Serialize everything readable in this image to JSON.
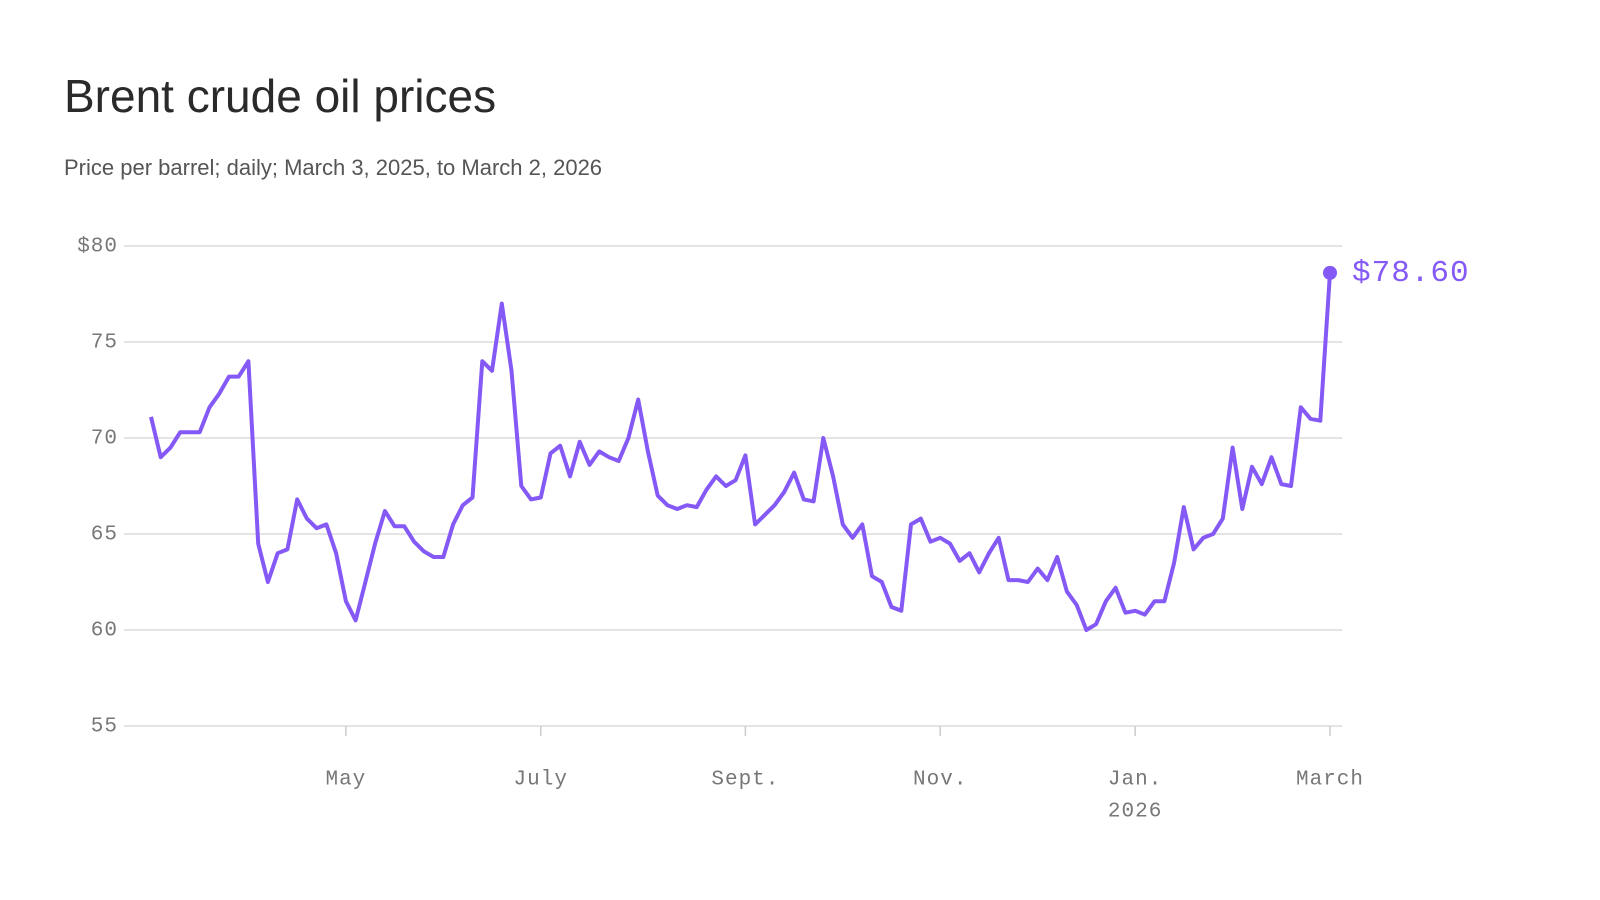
{
  "chart_data": {
    "type": "line",
    "title": "Brent crude oil prices",
    "subtitle": "Price per barrel; daily; March 3, 2025, to March 2, 2026",
    "categories": [
      null,
      null,
      null,
      null,
      null,
      null,
      null,
      null,
      null,
      null,
      null,
      null,
      null,
      null,
      null,
      null,
      null,
      null,
      null,
      null,
      "May",
      null,
      null,
      null,
      null,
      null,
      null,
      null,
      null,
      null,
      null,
      null,
      null,
      null,
      null,
      null,
      null,
      null,
      null,
      null,
      "July",
      null,
      null,
      null,
      null,
      null,
      null,
      null,
      null,
      null,
      null,
      null,
      null,
      null,
      null,
      null,
      null,
      null,
      null,
      null,
      null,
      "Sept.",
      null,
      null,
      null,
      null,
      null,
      null,
      null,
      null,
      null,
      null,
      null,
      null,
      null,
      null,
      null,
      null,
      null,
      null,
      null,
      "Nov.",
      null,
      null,
      null,
      null,
      null,
      null,
      null,
      null,
      null,
      null,
      null,
      null,
      null,
      null,
      null,
      null,
      null,
      null,
      null,
      "Jan.",
      null,
      null,
      null,
      null,
      null,
      null,
      null,
      null,
      null,
      null,
      null,
      null,
      null,
      null,
      null,
      null,
      null,
      null,
      null,
      "March"
    ],
    "year_label": "2026",
    "series": [
      {
        "name": "Brent crude",
        "color": "#8459f6",
        "values": [
          71.1,
          69.0,
          69.5,
          70.3,
          70.3,
          70.3,
          71.6,
          72.3,
          73.2,
          73.2,
          74.0,
          64.5,
          62.5,
          64.0,
          64.2,
          66.8,
          65.8,
          65.3,
          65.5,
          64.0,
          61.5,
          60.5,
          62.5,
          64.5,
          66.2,
          65.4,
          65.4,
          64.6,
          64.1,
          63.8,
          63.8,
          65.5,
          66.5,
          66.9,
          74.0,
          73.5,
          77.0,
          73.5,
          67.5,
          66.8,
          66.9,
          69.2,
          69.6,
          68.0,
          69.8,
          68.6,
          69.3,
          69.0,
          68.8,
          70.0,
          72.0,
          69.3,
          67.0,
          66.5,
          66.3,
          66.5,
          66.4,
          67.3,
          68.0,
          67.5,
          67.8,
          69.1,
          65.5,
          66.0,
          66.5,
          67.2,
          68.2,
          66.8,
          66.7,
          70.0,
          68.0,
          65.5,
          64.8,
          65.5,
          62.8,
          62.5,
          61.2,
          61.0,
          65.5,
          65.8,
          64.6,
          64.8,
          64.5,
          63.6,
          64.0,
          63.0,
          64.0,
          64.8,
          62.6,
          62.6,
          62.5,
          63.2,
          62.6,
          63.8,
          62.0,
          61.3,
          60.0,
          60.3,
          61.5,
          62.2,
          60.9,
          61.0,
          60.8,
          61.5,
          61.5,
          63.5,
          66.4,
          64.2,
          64.8,
          65.0,
          65.8,
          69.5,
          66.3,
          68.5,
          67.6,
          69.0,
          67.6,
          67.5,
          71.6,
          71.0,
          70.9,
          78.6
        ],
        "value_labels": [
          null,
          null,
          null,
          null,
          null,
          null,
          null,
          null,
          null,
          null,
          null,
          null,
          null,
          null,
          null,
          null,
          null,
          null,
          null,
          null,
          null,
          null,
          null,
          null,
          null,
          null,
          null,
          null,
          null,
          null,
          null,
          null,
          null,
          null,
          null,
          null,
          null,
          null,
          null,
          null,
          null,
          null,
          null,
          null,
          null,
          null,
          null,
          null,
          null,
          null,
          null,
          null,
          null,
          null,
          null,
          null,
          null,
          null,
          null,
          null,
          null,
          null,
          null,
          null,
          null,
          null,
          null,
          null,
          null,
          null,
          null,
          null,
          null,
          null,
          null,
          null,
          null,
          null,
          null,
          null,
          null,
          null,
          null,
          null,
          null,
          null,
          null,
          null,
          null,
          null,
          null,
          null,
          null,
          null,
          null,
          null,
          null,
          null,
          null,
          null,
          null,
          null,
          null,
          null,
          null,
          null,
          null,
          null,
          null,
          null,
          null,
          null,
          null,
          null,
          null,
          null,
          null,
          null,
          null,
          null,
          null,
          "$78.60"
        ]
      }
    ],
    "ylim": [
      55,
      80
    ],
    "yticks": [
      {
        "value": 80,
        "label": "$80"
      },
      75,
      70,
      65,
      60,
      55
    ],
    "grid": true
  }
}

******

WHAT IS EXPECTED: The records above must be transcribed exactly. Pictures are left out of the copy.

RESPONSE:
Serialize everything readable in this image to JSON.
{
  "chart_data": {
    "type": "line",
    "title": "Brent crude oil prices",
    "subtitle": "Price per barrel; daily; March 3, 2025, to March 2, 2026",
    "categories": [
      null,
      null,
      null,
      null,
      null,
      null,
      null,
      null,
      null,
      null,
      null,
      null,
      null,
      null,
      null,
      null,
      null,
      null,
      null,
      null,
      "May",
      null,
      null,
      null,
      null,
      null,
      null,
      null,
      null,
      null,
      null,
      null,
      null,
      null,
      null,
      null,
      null,
      null,
      null,
      null,
      "July",
      null,
      null,
      null,
      null,
      null,
      null,
      null,
      null,
      null,
      null,
      null,
      null,
      null,
      null,
      null,
      null,
      null,
      null,
      null,
      null,
      "Sept.",
      null,
      null,
      null,
      null,
      null,
      null,
      null,
      null,
      null,
      null,
      null,
      null,
      null,
      null,
      null,
      null,
      null,
      null,
      null,
      "Nov.",
      null,
      null,
      null,
      null,
      null,
      null,
      null,
      null,
      null,
      null,
      null,
      null,
      null,
      null,
      null,
      null,
      null,
      null,
      null,
      "Jan.",
      null,
      null,
      null,
      null,
      null,
      null,
      null,
      null,
      null,
      null,
      null,
      null,
      null,
      null,
      null,
      null,
      null,
      null,
      null,
      "March"
    ],
    "year_label": "2026",
    "series": [
      {
        "name": "Brent crude",
        "color": "#8459f6",
        "values": [
          71.1,
          69.0,
          69.5,
          70.3,
          70.3,
          70.3,
          71.6,
          72.3,
          73.2,
          73.2,
          74.0,
          64.5,
          62.5,
          64.0,
          64.2,
          66.8,
          65.8,
          65.3,
          65.5,
          64.0,
          61.5,
          60.5,
          62.5,
          64.5,
          66.2,
          65.4,
          65.4,
          64.6,
          64.1,
          63.8,
          63.8,
          65.5,
          66.5,
          66.9,
          74.0,
          73.5,
          77.0,
          73.5,
          67.5,
          66.8,
          66.9,
          69.2,
          69.6,
          68.0,
          69.8,
          68.6,
          69.3,
          69.0,
          68.8,
          70.0,
          72.0,
          69.3,
          67.0,
          66.5,
          66.3,
          66.5,
          66.4,
          67.3,
          68.0,
          67.5,
          67.8,
          69.1,
          65.5,
          66.0,
          66.5,
          67.2,
          68.2,
          66.8,
          66.7,
          70.0,
          68.0,
          65.5,
          64.8,
          65.5,
          62.8,
          62.5,
          61.2,
          61.0,
          65.5,
          65.8,
          64.6,
          64.8,
          64.5,
          63.6,
          64.0,
          63.0,
          64.0,
          64.8,
          62.6,
          62.6,
          62.5,
          63.2,
          62.6,
          63.8,
          62.0,
          61.3,
          60.0,
          60.3,
          61.5,
          62.2,
          60.9,
          61.0,
          60.8,
          61.5,
          61.5,
          63.5,
          66.4,
          64.2,
          64.8,
          65.0,
          65.8,
          69.5,
          66.3,
          68.5,
          67.6,
          69.0,
          67.6,
          67.5,
          71.6,
          71.0,
          70.9,
          78.6
        ],
        "value_labels": [
          null,
          null,
          null,
          null,
          null,
          null,
          null,
          null,
          null,
          null,
          null,
          null,
          null,
          null,
          null,
          null,
          null,
          null,
          null,
          null,
          null,
          null,
          null,
          null,
          null,
          null,
          null,
          null,
          null,
          null,
          null,
          null,
          null,
          null,
          null,
          null,
          null,
          null,
          null,
          null,
          null,
          null,
          null,
          null,
          null,
          null,
          null,
          null,
          null,
          null,
          null,
          null,
          null,
          null,
          null,
          null,
          null,
          null,
          null,
          null,
          null,
          null,
          null,
          null,
          null,
          null,
          null,
          null,
          null,
          null,
          null,
          null,
          null,
          null,
          null,
          null,
          null,
          null,
          null,
          null,
          null,
          null,
          null,
          null,
          null,
          null,
          null,
          null,
          null,
          null,
          null,
          null,
          null,
          null,
          null,
          null,
          null,
          null,
          null,
          null,
          null,
          null,
          null,
          null,
          null,
          null,
          null,
          null,
          null,
          null,
          null,
          null,
          null,
          null,
          null,
          null,
          null,
          null,
          null,
          null,
          null,
          "$78.60"
        ]
      }
    ],
    "ylim": [
      55,
      80
    ],
    "yticks": [
      {
        "value": 80,
        "label": "$80"
      },
      75,
      70,
      65,
      60,
      55
    ],
    "grid": true
  }
}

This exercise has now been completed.